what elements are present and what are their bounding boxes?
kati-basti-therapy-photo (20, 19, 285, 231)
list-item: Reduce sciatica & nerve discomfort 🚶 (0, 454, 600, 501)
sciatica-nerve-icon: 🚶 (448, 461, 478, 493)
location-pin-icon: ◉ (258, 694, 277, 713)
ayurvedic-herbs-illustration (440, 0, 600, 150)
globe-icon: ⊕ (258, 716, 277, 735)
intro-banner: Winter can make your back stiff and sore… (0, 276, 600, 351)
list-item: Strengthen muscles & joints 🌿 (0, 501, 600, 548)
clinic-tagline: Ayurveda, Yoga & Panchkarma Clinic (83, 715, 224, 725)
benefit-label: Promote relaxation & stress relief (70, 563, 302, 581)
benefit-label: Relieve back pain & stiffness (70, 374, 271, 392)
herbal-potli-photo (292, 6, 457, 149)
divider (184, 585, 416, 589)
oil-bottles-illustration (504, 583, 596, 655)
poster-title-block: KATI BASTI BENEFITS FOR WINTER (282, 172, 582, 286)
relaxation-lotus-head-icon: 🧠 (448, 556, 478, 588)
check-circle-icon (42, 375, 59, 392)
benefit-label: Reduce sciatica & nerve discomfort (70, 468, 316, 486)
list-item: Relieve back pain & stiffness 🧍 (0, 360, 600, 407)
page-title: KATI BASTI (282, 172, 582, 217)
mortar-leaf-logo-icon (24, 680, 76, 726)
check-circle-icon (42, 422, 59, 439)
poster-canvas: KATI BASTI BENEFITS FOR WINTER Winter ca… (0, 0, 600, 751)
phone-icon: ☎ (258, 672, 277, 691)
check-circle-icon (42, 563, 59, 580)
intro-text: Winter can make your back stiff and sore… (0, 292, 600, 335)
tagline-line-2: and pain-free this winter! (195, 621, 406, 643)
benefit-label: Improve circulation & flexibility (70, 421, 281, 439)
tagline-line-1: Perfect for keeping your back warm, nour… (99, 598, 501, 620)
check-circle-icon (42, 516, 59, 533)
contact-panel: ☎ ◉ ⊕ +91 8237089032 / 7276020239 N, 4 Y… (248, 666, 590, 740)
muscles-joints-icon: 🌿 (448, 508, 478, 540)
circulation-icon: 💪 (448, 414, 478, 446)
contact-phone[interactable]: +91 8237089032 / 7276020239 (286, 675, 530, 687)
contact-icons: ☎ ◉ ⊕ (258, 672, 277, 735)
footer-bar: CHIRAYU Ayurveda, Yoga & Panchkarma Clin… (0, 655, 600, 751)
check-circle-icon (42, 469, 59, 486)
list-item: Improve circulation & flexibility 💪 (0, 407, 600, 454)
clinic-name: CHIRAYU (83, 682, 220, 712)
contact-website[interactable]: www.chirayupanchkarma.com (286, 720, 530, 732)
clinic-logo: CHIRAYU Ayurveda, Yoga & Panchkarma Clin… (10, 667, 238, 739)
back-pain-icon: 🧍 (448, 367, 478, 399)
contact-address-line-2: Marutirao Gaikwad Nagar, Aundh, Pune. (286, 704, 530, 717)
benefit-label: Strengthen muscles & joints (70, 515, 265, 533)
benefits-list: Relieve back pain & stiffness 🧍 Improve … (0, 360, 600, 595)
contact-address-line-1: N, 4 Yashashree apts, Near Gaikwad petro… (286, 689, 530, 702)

• **PROBLEM**
Rewrite the records, from their first line through the line containing "check-circle-icon (42, 563, 59, 580)" with both ends included, as a JSON list of strings with one string per line and no blank lines.

• **EXPECTED ANSWER**
[
  "what elements are present and what are their bounding boxes?",
  "kati-basti-therapy-photo (20, 19, 285, 231)",
  "list-item: Reduce sciatica & nerve discomfort 🚶 (0, 454, 600, 501)",
  "sciatica-nerve-icon: 🚶 (448, 461, 478, 493)",
  "location-pin-icon: ◉ (258, 694, 277, 713)",
  "ayurvedic-herbs-illustration (440, 0, 600, 150)",
  "globe-icon: ⊕ (258, 716, 277, 735)",
  "intro-banner: Winter can make your back stiff and sore… (0, 276, 600, 351)",
  "list-item: Strengthen muscles & joints 🌿 (0, 501, 600, 548)",
  "clinic-tagline: Ayurveda, Yoga & Panchkarma Clinic (83, 715, 224, 725)",
  "benefit-label: Promote relaxation & stress relief (70, 563, 302, 581)",
  "benefit-label: Relieve back pain & stiffness (70, 374, 271, 392)",
  "herbal-potli-photo (292, 6, 457, 149)",
  "divider (184, 585, 416, 589)",
  "oil-bottles-illustration (504, 583, 596, 655)",
  "poster-title-block: KATI BASTI BENEFITS FOR WINTER (282, 172, 582, 286)",
  "relaxation-lotus-head-icon: 🧠 (448, 556, 478, 588)",
  "check-circle-icon (42, 375, 59, 392)",
  "benefit-label: Reduce sciatica & nerve discomfort (70, 468, 316, 486)",
  "list-item: Relieve back pain & stiffness 🧍 (0, 360, 600, 407)",
  "page-title: KATI BASTI (282, 172, 582, 217)",
  "mortar-leaf-logo-icon (24, 680, 76, 726)",
  "check-circle-icon (42, 422, 59, 439)",
  "poster-canvas: KATI BASTI BENEFITS FOR WINTER Winter ca… (0, 0, 600, 751)",
  "phone-icon: ☎ (258, 672, 277, 691)",
  "check-circle-icon (42, 563, 59, 580)"
]